## Problem to solve
Identify the lines that contain the string "training" and copy all of them.

[Records for this task start]

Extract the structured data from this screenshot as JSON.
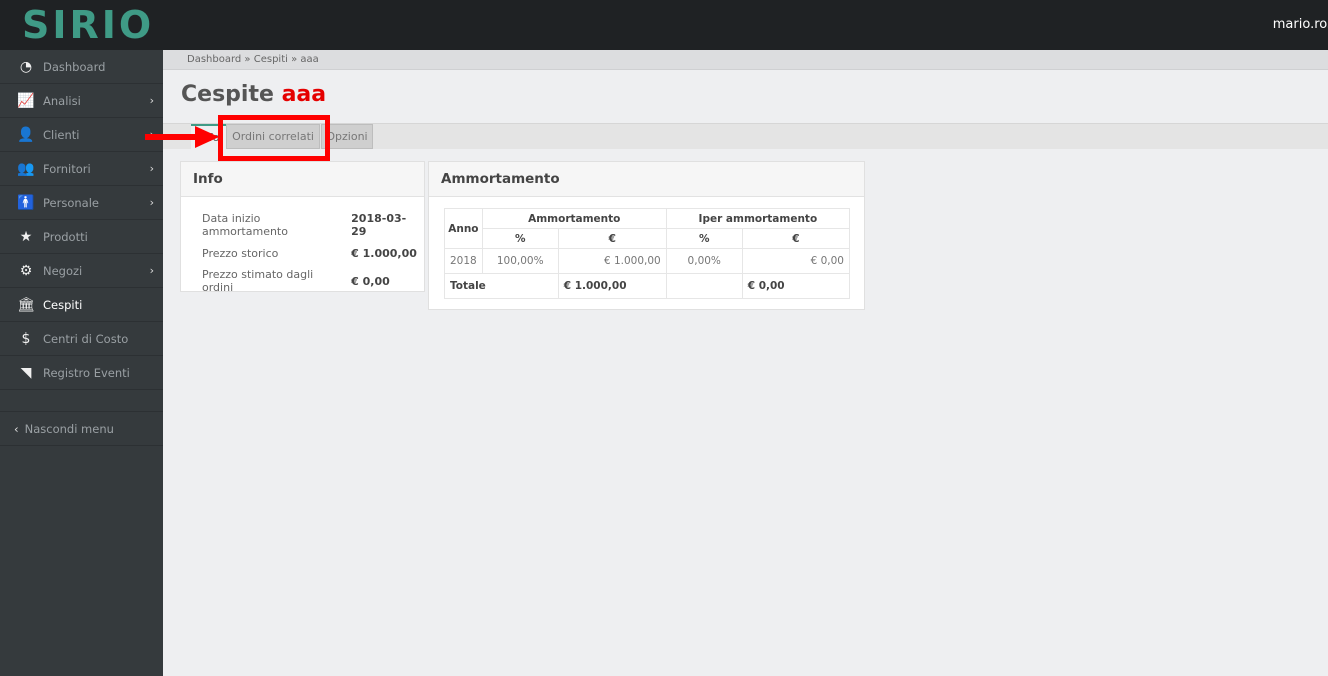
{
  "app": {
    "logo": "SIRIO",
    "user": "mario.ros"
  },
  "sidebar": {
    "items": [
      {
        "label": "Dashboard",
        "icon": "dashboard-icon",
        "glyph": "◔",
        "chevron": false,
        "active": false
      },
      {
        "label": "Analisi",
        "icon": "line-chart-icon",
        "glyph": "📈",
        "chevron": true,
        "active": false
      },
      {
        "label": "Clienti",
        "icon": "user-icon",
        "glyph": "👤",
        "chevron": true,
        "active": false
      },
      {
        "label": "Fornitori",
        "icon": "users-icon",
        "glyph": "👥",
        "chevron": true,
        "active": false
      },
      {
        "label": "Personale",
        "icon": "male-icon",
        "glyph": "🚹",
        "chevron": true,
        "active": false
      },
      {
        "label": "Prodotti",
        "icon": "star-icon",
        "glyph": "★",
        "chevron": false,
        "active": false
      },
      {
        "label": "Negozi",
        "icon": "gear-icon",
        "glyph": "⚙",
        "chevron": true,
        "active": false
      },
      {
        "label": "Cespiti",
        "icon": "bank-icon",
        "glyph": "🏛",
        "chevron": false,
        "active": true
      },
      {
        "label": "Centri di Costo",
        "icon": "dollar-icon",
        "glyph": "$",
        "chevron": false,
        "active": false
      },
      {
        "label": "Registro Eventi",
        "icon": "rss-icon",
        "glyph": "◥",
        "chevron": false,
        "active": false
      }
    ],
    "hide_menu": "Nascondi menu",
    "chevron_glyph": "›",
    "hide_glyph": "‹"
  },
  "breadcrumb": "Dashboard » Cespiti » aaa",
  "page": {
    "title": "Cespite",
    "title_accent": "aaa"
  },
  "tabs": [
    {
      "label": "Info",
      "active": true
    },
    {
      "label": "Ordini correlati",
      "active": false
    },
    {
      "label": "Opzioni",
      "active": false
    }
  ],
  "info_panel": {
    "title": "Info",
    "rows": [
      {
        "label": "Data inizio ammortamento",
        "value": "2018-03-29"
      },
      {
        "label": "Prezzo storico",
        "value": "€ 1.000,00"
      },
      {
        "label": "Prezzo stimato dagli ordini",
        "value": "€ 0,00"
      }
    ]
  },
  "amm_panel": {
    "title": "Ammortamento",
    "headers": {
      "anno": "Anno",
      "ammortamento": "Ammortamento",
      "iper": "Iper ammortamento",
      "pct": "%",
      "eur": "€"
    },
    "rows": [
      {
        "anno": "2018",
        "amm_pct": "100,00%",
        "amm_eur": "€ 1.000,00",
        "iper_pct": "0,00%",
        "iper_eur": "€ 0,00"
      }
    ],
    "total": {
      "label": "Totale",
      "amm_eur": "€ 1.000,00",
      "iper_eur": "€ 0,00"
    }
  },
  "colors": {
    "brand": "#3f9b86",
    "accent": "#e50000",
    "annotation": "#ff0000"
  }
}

[Records for this task end]
[Records for this task start]

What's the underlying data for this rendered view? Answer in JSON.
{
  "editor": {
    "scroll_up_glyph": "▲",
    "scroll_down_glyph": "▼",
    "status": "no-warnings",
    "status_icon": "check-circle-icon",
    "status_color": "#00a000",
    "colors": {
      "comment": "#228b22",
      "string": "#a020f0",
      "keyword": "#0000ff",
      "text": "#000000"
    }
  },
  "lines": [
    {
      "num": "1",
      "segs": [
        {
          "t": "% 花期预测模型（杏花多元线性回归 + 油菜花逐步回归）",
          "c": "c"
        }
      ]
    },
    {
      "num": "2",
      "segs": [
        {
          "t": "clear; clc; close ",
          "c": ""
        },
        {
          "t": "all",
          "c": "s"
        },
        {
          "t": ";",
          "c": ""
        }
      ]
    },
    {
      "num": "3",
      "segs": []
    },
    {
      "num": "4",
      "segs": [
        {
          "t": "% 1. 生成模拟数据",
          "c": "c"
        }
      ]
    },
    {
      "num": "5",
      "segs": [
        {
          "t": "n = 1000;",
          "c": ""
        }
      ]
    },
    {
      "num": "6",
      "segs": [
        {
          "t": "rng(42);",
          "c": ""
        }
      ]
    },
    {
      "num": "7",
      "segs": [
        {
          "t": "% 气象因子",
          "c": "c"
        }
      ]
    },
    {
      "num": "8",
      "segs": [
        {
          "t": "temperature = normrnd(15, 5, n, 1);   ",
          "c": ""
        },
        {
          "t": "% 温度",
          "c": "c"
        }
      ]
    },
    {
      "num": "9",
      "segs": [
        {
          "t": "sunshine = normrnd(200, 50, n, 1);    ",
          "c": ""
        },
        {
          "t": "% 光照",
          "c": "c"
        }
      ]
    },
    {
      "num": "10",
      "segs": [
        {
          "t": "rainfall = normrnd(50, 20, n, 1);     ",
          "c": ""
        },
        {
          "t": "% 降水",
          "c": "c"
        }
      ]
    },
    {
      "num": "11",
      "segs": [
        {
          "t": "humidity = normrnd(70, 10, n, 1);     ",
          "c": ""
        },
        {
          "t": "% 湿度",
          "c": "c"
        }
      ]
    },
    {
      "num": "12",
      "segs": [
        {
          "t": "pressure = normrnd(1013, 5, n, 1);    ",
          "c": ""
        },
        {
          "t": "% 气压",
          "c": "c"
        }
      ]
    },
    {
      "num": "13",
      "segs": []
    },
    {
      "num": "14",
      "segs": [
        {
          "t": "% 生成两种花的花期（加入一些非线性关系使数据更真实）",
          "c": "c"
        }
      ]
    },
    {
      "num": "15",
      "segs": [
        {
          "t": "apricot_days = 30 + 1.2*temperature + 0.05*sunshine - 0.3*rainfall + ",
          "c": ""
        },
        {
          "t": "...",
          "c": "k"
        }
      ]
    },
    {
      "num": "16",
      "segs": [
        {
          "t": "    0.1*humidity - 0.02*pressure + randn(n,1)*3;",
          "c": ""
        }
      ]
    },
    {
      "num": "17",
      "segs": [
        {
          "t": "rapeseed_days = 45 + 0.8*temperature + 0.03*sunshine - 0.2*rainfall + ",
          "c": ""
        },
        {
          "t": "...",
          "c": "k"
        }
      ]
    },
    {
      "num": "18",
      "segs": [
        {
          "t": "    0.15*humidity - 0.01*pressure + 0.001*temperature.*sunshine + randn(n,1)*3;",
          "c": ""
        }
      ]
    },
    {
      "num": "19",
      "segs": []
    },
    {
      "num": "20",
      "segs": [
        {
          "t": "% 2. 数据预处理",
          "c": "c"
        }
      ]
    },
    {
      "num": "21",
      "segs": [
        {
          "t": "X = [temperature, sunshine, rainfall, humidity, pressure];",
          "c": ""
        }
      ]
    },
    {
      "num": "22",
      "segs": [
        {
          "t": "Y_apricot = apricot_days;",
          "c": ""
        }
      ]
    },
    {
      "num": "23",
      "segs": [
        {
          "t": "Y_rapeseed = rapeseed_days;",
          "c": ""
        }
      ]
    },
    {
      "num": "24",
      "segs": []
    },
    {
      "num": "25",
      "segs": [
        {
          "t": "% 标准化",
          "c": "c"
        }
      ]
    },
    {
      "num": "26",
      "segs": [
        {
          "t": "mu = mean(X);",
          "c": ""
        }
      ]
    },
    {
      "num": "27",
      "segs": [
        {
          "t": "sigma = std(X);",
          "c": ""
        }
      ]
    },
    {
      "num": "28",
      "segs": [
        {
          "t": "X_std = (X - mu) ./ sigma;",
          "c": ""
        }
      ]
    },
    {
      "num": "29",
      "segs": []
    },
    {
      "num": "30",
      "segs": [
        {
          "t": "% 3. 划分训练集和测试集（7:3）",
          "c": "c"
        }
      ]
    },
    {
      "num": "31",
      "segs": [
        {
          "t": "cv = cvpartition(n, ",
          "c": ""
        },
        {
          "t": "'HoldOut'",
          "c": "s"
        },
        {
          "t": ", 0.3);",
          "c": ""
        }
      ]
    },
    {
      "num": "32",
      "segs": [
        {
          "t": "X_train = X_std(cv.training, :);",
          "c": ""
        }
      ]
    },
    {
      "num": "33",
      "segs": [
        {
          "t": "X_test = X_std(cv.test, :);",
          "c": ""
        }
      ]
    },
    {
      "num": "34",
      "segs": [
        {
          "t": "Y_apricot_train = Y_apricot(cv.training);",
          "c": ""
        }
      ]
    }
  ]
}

[Records for this task end]
[Records for this task start]

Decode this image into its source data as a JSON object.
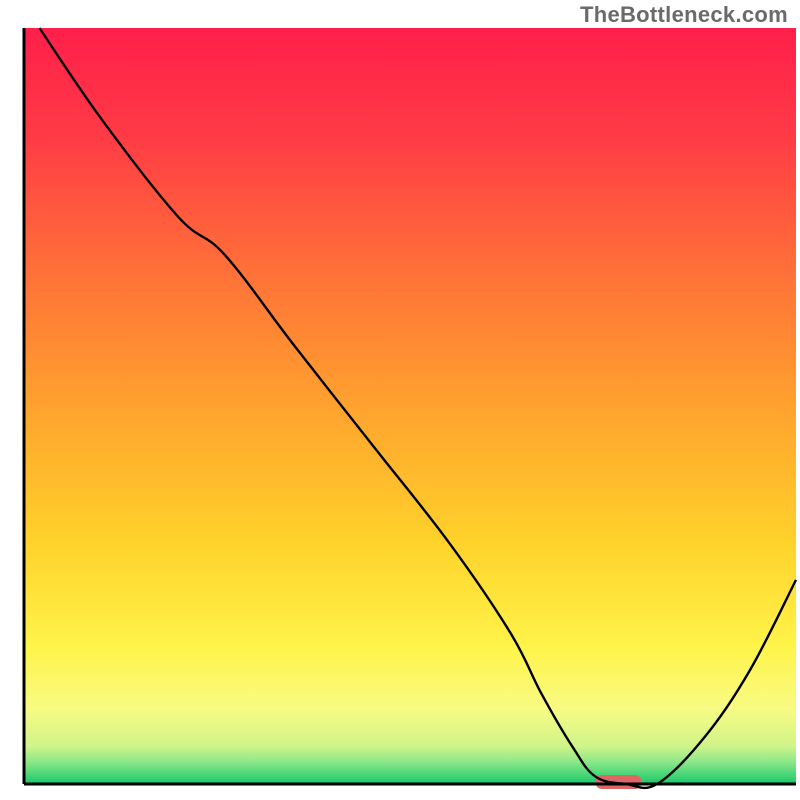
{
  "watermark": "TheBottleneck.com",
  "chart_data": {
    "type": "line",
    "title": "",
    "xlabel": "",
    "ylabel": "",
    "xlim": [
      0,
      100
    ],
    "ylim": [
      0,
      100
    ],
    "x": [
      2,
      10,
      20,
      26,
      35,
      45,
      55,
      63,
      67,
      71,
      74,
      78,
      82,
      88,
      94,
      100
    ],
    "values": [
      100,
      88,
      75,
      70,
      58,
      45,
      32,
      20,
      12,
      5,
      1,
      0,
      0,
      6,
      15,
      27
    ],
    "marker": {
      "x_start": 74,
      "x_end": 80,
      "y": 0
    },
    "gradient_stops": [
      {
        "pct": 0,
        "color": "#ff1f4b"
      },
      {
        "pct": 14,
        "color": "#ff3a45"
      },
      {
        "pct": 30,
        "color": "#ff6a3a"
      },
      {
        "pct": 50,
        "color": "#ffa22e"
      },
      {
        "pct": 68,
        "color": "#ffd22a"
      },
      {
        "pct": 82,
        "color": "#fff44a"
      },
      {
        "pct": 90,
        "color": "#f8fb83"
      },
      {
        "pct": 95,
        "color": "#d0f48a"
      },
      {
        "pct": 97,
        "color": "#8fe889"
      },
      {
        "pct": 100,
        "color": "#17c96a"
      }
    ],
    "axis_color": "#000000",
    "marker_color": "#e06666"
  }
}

[Records for this task end]

## Answer to the exercise
          "t": "X_train = X_std(cv.training, :);",
          "t": "Y_apricot_train = Y_apricot(cv.training);",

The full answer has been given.